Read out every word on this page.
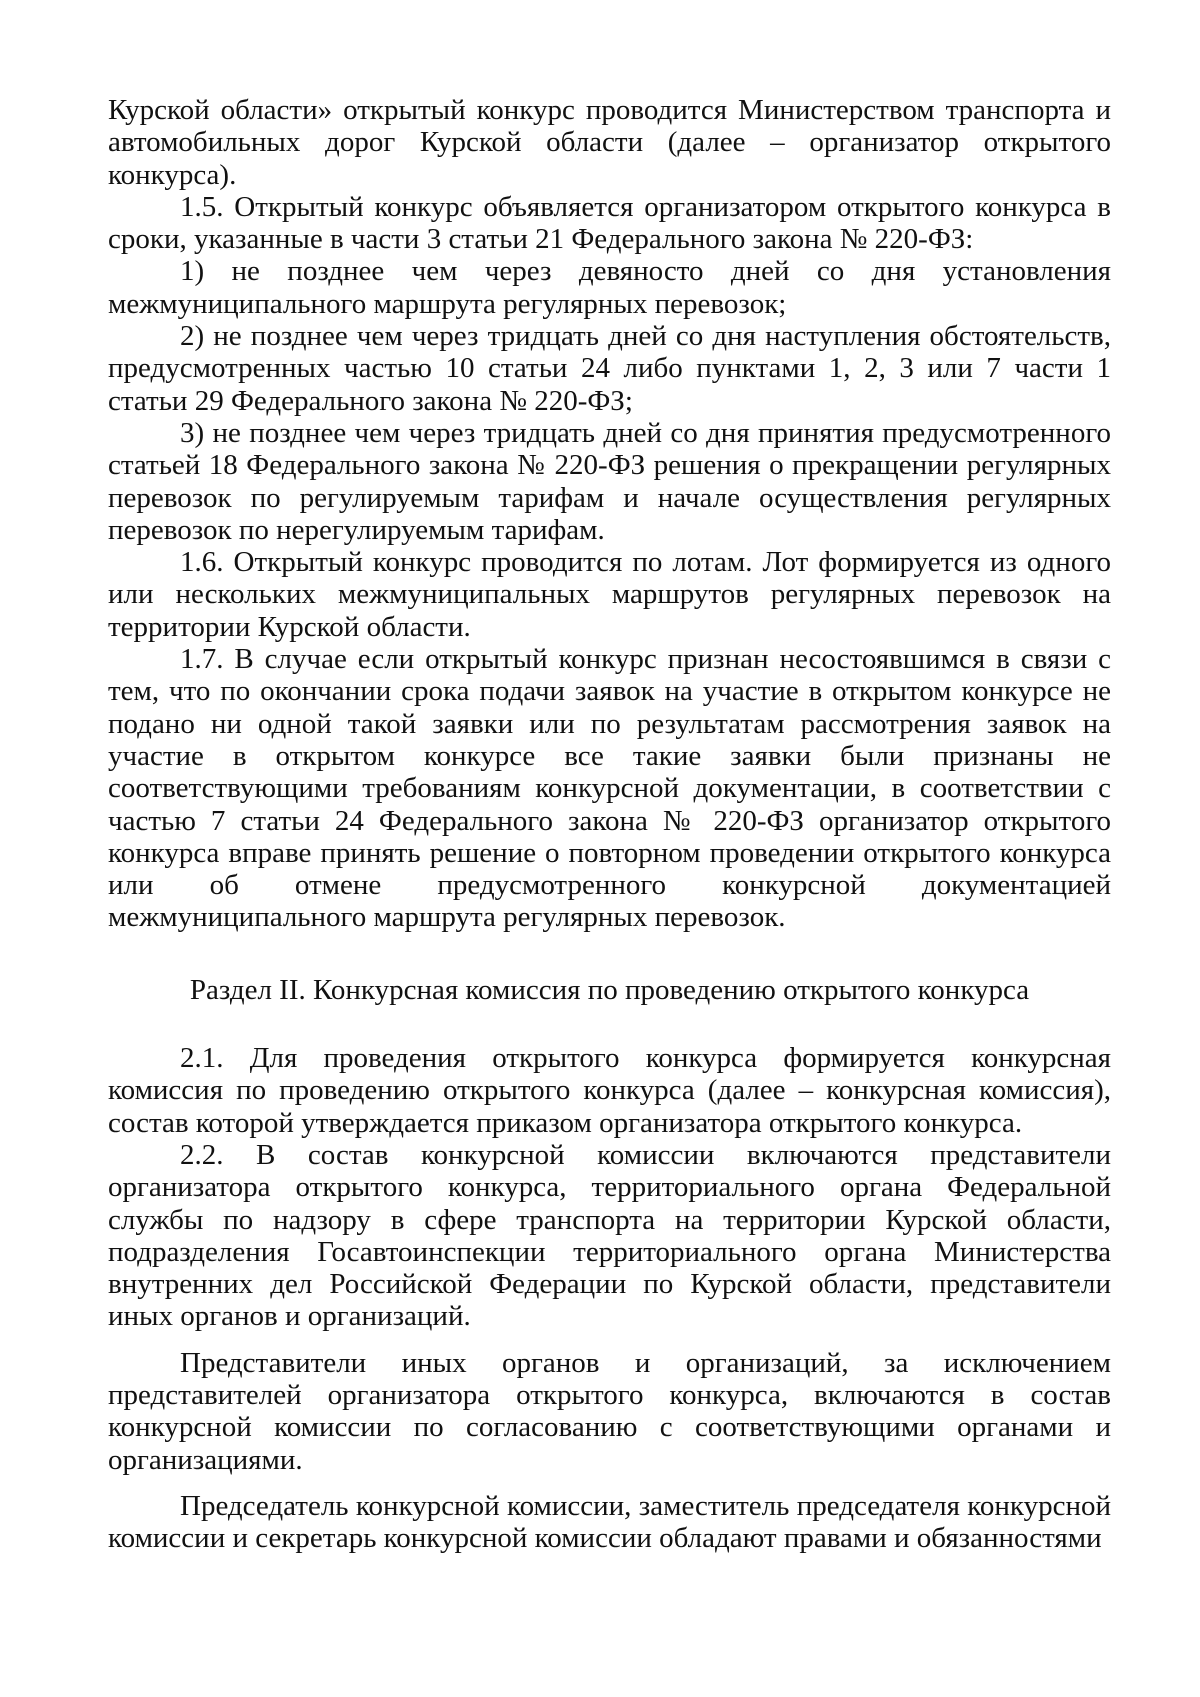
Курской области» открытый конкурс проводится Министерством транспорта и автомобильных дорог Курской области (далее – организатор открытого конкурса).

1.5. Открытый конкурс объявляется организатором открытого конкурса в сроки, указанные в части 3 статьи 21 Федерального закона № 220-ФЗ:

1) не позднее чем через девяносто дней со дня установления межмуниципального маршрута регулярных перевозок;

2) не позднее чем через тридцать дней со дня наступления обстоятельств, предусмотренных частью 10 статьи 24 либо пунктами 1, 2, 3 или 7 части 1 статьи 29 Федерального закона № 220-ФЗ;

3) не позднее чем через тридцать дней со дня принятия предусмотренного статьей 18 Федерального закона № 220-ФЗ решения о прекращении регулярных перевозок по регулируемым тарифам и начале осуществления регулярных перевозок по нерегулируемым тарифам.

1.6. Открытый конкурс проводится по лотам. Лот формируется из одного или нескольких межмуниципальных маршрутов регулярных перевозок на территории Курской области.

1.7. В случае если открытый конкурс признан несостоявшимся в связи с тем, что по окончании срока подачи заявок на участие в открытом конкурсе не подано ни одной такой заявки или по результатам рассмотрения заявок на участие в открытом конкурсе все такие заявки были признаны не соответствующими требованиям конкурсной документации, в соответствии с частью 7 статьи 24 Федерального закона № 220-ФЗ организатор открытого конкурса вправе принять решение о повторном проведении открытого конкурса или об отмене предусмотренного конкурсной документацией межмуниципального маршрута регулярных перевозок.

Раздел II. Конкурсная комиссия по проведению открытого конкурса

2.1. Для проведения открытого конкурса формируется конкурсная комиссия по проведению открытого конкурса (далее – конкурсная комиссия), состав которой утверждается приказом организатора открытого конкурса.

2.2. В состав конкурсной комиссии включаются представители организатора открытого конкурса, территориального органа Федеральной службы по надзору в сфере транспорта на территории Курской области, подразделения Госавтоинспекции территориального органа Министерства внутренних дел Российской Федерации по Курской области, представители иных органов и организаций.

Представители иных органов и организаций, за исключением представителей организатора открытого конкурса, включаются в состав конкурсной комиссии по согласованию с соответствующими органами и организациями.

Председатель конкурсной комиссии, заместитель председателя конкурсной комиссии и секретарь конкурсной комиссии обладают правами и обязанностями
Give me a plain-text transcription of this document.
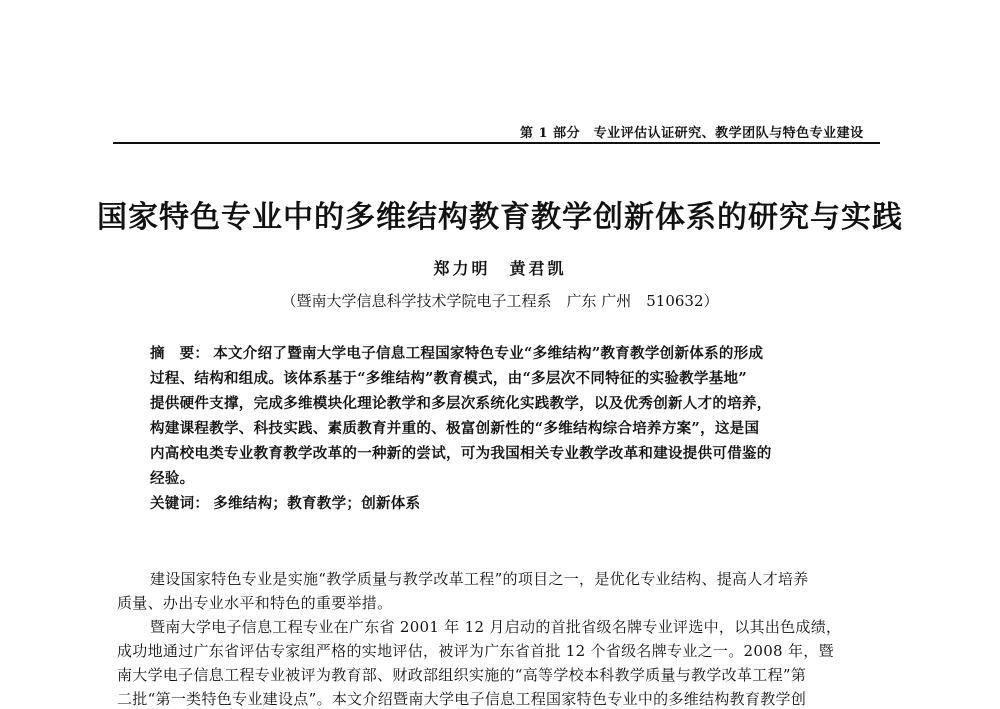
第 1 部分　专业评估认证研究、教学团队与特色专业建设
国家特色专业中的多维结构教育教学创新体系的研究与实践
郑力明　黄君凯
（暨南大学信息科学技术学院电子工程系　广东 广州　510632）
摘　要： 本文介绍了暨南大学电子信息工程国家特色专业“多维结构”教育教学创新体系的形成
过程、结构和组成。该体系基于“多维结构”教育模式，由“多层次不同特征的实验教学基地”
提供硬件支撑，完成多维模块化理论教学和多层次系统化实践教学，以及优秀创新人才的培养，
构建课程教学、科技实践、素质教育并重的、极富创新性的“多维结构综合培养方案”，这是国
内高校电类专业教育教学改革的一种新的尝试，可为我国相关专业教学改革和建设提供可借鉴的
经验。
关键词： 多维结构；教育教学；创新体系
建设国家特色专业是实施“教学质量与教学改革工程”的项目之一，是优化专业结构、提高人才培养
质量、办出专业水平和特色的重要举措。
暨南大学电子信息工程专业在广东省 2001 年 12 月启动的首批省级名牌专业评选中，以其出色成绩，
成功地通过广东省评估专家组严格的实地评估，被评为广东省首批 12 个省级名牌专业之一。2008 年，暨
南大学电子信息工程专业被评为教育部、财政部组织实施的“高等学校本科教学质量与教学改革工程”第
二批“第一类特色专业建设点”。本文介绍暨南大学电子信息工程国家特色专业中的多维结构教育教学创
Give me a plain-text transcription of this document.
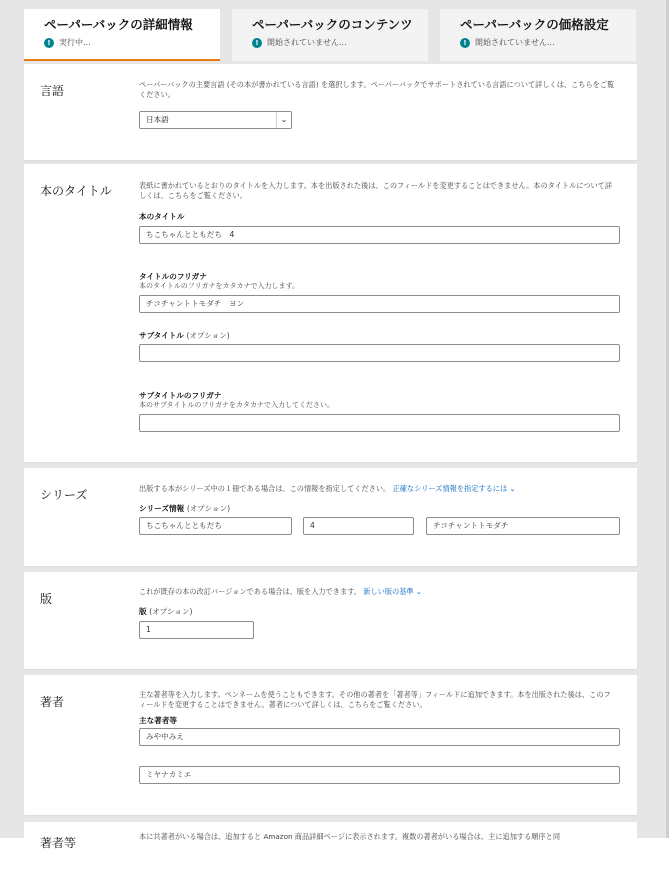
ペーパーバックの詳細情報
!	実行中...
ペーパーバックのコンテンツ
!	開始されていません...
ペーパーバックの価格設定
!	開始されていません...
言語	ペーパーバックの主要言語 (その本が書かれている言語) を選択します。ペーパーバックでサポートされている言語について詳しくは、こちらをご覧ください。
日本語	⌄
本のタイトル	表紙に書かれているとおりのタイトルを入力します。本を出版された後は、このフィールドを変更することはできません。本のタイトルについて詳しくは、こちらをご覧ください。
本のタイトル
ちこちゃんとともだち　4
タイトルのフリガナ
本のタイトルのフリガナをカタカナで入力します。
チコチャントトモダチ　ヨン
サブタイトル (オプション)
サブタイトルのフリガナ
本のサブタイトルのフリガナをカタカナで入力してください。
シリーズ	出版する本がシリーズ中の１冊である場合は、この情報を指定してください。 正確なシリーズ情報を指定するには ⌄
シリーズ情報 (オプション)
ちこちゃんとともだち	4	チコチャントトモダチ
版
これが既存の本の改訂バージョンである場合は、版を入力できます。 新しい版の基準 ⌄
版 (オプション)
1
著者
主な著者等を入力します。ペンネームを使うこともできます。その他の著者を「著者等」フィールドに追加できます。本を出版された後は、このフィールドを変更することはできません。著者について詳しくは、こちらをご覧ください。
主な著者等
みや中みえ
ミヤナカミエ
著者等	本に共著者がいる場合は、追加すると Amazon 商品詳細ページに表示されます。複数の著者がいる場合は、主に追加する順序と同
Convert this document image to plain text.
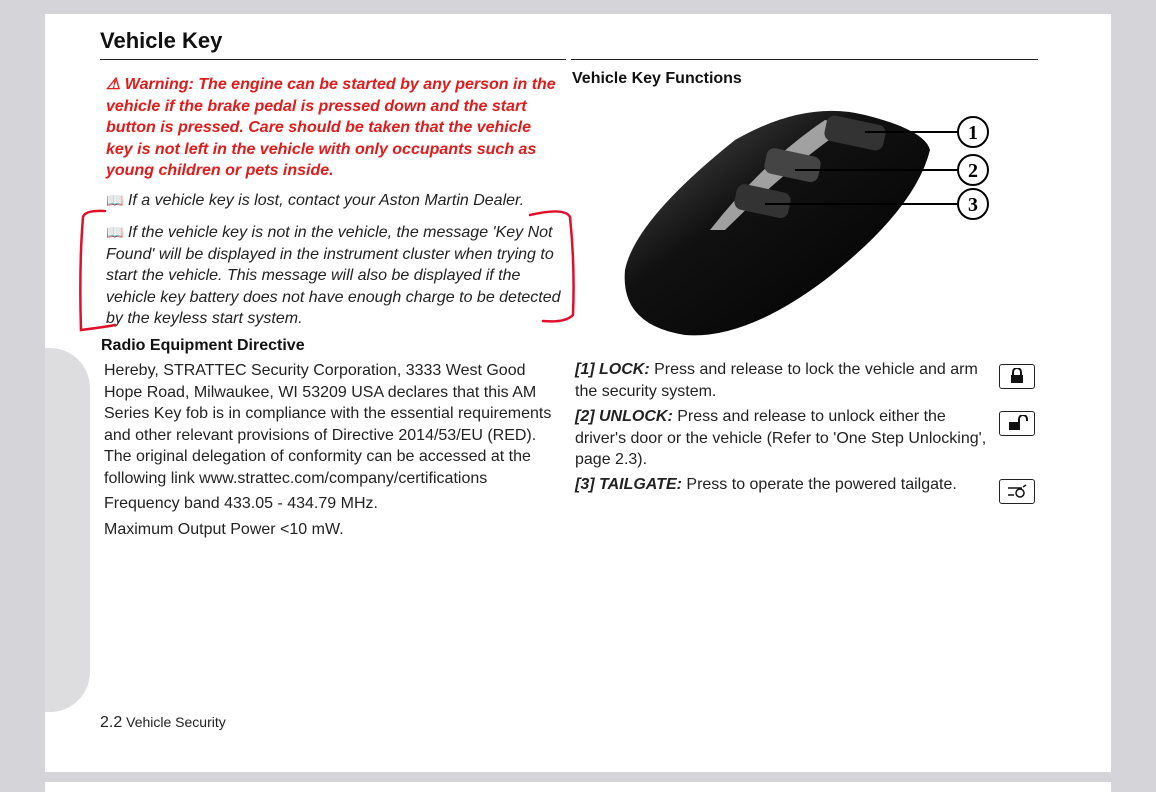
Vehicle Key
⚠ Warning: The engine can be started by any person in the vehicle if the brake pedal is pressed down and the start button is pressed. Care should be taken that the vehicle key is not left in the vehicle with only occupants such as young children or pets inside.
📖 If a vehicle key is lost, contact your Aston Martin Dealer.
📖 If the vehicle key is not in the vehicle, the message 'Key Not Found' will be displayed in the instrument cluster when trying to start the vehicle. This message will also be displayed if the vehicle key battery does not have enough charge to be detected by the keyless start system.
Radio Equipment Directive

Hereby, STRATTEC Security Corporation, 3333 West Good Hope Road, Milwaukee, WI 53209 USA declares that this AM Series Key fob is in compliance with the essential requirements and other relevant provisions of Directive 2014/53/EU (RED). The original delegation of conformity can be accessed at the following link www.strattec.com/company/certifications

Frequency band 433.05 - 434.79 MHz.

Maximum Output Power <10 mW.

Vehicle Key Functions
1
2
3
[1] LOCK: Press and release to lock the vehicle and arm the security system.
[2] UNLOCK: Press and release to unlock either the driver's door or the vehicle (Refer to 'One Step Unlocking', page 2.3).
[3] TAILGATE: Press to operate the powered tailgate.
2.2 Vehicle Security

- - -

TASK OBJECTIVE. From the material above, copy everything exactly but the pictures.

SOLUTION FOR THIS EXERCISE.
Read out every word on this page.
Курской области» открытый конкурс проводится Министерством транспорта и автомобильных дорог Курской области (далее – организатор открытого конкурса).

1.5. Открытый конкурс объявляется организатором открытого конкурса в сроки, указанные в части 3 статьи 21 Федерального закона № 220-ФЗ:

1) не позднее чем через девяносто дней со дня установления межмуниципального маршрута регулярных перевозок;

2) не позднее чем через тридцать дней со дня наступления обстоятельств, предусмотренных частью 10 статьи 24 либо пунктами 1, 2, 3 или 7 части 1 статьи 29 Федерального закона № 220-ФЗ;

3) не позднее чем через тридцать дней со дня принятия предусмотренного статьей 18 Федерального закона № 220-ФЗ решения о прекращении регулярных перевозок по регулируемым тарифам и начале осуществления регулярных перевозок по нерегулируемым тарифам.

1.6. Открытый конкурс проводится по лотам. Лот формируется из одного или нескольких межмуниципальных маршрутов регулярных перевозок на территории Курской области.

1.7. В случае если открытый конкурс признан несостоявшимся в связи с тем, что по окончании срока подачи заявок на участие в открытом конкурсе не подано ни одной такой заявки или по результатам рассмотрения заявок на участие в открытом конкурсе все такие заявки были признаны не соответствующими требованиям конкурсной документации, в соответствии с частью 7 статьи 24 Федерального закона № 220-ФЗ организатор открытого конкурса вправе принять решение о повторном проведении открытого конкурса или об отмене предусмотренного конкурсной документацией межмуниципального маршрута регулярных перевозок.

Раздел II. Конкурсная комиссия по проведению открытого конкурса

2.1. Для проведения открытого конкурса формируется конкурсная комиссия по проведению открытого конкурса (далее – конкурсная комиссия), состав которой утверждается приказом организатора открытого конкурса.

2.2. В состав конкурсной комиссии включаются представители организатора открытого конкурса, территориального органа Федеральной службы по надзору в сфере транспорта на территории Курской области, подразделения Госавтоинспекции территориального органа Министерства внутренних дел Российской Федерации по Курской области, представители иных органов и организаций.

Представители иных органов и организаций, за исключением представителей организатора открытого конкурса, включаются в состав конкурсной комиссии по согласованию с соответствующими органами и организациями.

Председатель конкурсной комиссии, заместитель председателя конкурсной комиссии и секретарь конкурсной комиссии обладают правами и обязанностями
Give me a plain-text transcription of this document.
第 1 部分　专业评估认证研究、教学团队与特色专业建设
国家特色专业中的多维结构教育教学创新体系的研究与实践
郑力明　黄君凯
（暨南大学信息科学技术学院电子工程系　广东 广州　510632）
摘　要： 本文介绍了暨南大学电子信息工程国家特色专业“多维结构”教育教学创新体系的形成
过程、结构和组成。该体系基于“多维结构”教育模式，由“多层次不同特征的实验教学基地”
提供硬件支撑，完成多维模块化理论教学和多层次系统化实践教学，以及优秀创新人才的培养，
构建课程教学、科技实践、素质教育并重的、极富创新性的“多维结构综合培养方案”，这是国
内高校电类专业教育教学改革的一种新的尝试，可为我国相关专业教学改革和建设提供可借鉴的
经验。
关键词： 多维结构；教育教学；创新体系
建设国家特色专业是实施“教学质量与教学改革工程”的项目之一，是优化专业结构、提高人才培养
质量、办出专业水平和特色的重要举措。
暨南大学电子信息工程专业在广东省 2001 年 12 月启动的首批省级名牌专业评选中，以其出色成绩，
成功地通过广东省评估专家组严格的实地评估，被评为广东省首批 12 个省级名牌专业之一。2008 年，暨
南大学电子信息工程专业被评为教育部、财政部组织实施的“高等学校本科教学质量与教学改革工程”第
二批“第一类特色专业建设点”。本文介绍暨南大学电子信息工程国家特色专业中的多维结构教育教学创
Give me a plain-text transcription of this document.
ペーパーバックの詳細情報
!	実行中...
ペーパーバックのコンテンツ
!	開始されていません...
ペーパーバックの価格設定
!	開始されていません...
言語	ペーパーバックの主要言語 (その本が書かれている言語) を選択します。ペーパーバックでサポートされている言語について詳しくは、こちらをご覧ください。
日本語	⌄
本のタイトル	表紙に書かれているとおりのタイトルを入力します。本を出版された後は、このフィールドを変更することはできません。本のタイトルについて詳しくは、こちらをご覧ください。
本のタイトル
ちこちゃんとともだち　4
タイトルのフリガナ
本のタイトルのフリガナをカタカナで入力します。
チコチャントトモダチ　ヨン
サブタイトル (オプション)
サブタイトルのフリガナ
本のサブタイトルのフリガナをカタカナで入力してください。
シリーズ	出版する本がシリーズ中の１冊である場合は、この情報を指定してください。 正確なシリーズ情報を指定するには ⌄
シリーズ情報 (オプション)
ちこちゃんとともだち	4	チコチャントトモダチ
版
これが既存の本の改訂バージョンである場合は、版を入力できます。 新しい版の基準 ⌄
版 (オプション)
1
著者
主な著者等を入力します。ペンネームを使うこともできます。その他の著者を「著者等」フィールドに追加できます。本を出版された後は、このフィールドを変更することはできません。著者について詳しくは、こちらをご覧ください。
主な著者等
みや中みえ
ミヤナカミエ
著者等	本に共著者がいる場合は、追加すると Amazon 商品詳細ページに表示されます。複数の著者がいる場合は、主に追加する順序と同
Convert this document image to plain text.
Vehicle Key
⚠ Warning: The engine can be started by any person in the vehicle if the brake pedal is pressed down and the start button is pressed. Care should be taken that the vehicle key is not left in the vehicle with only occupants such as young children or pets inside.
📖 If a vehicle key is lost, contact your Aston Martin Dealer.
📖 If the vehicle key is not in the vehicle, the message 'Key Not Found' will be displayed in the instrument cluster when trying to start the vehicle. This message will also be displayed if the vehicle key battery does not have enough charge to be detected by the keyless start system.
Radio Equipment Directive

Hereby, STRATTEC Security Corporation, 3333 West Good Hope Road, Milwaukee, WI 53209 USA declares that this AM Series Key fob is in compliance with the essential requirements and other relevant provisions of Directive 2014/53/EU (RED). The original delegation of conformity can be accessed at the following link www.strattec.com/company/certifications

Frequency band 433.05 - 434.79 MHz.

Maximum Output Power <10 mW.

Vehicle Key Functions
1
2
3
[1] LOCK: Press and release to lock the vehicle and arm the security system.
[2] UNLOCK: Press and release to unlock either the driver's door or the vehicle (Refer to 'One Step Unlocking', page 2.3).
[3] TAILGATE: Press to operate the powered tailgate.
2.2 Vehicle Security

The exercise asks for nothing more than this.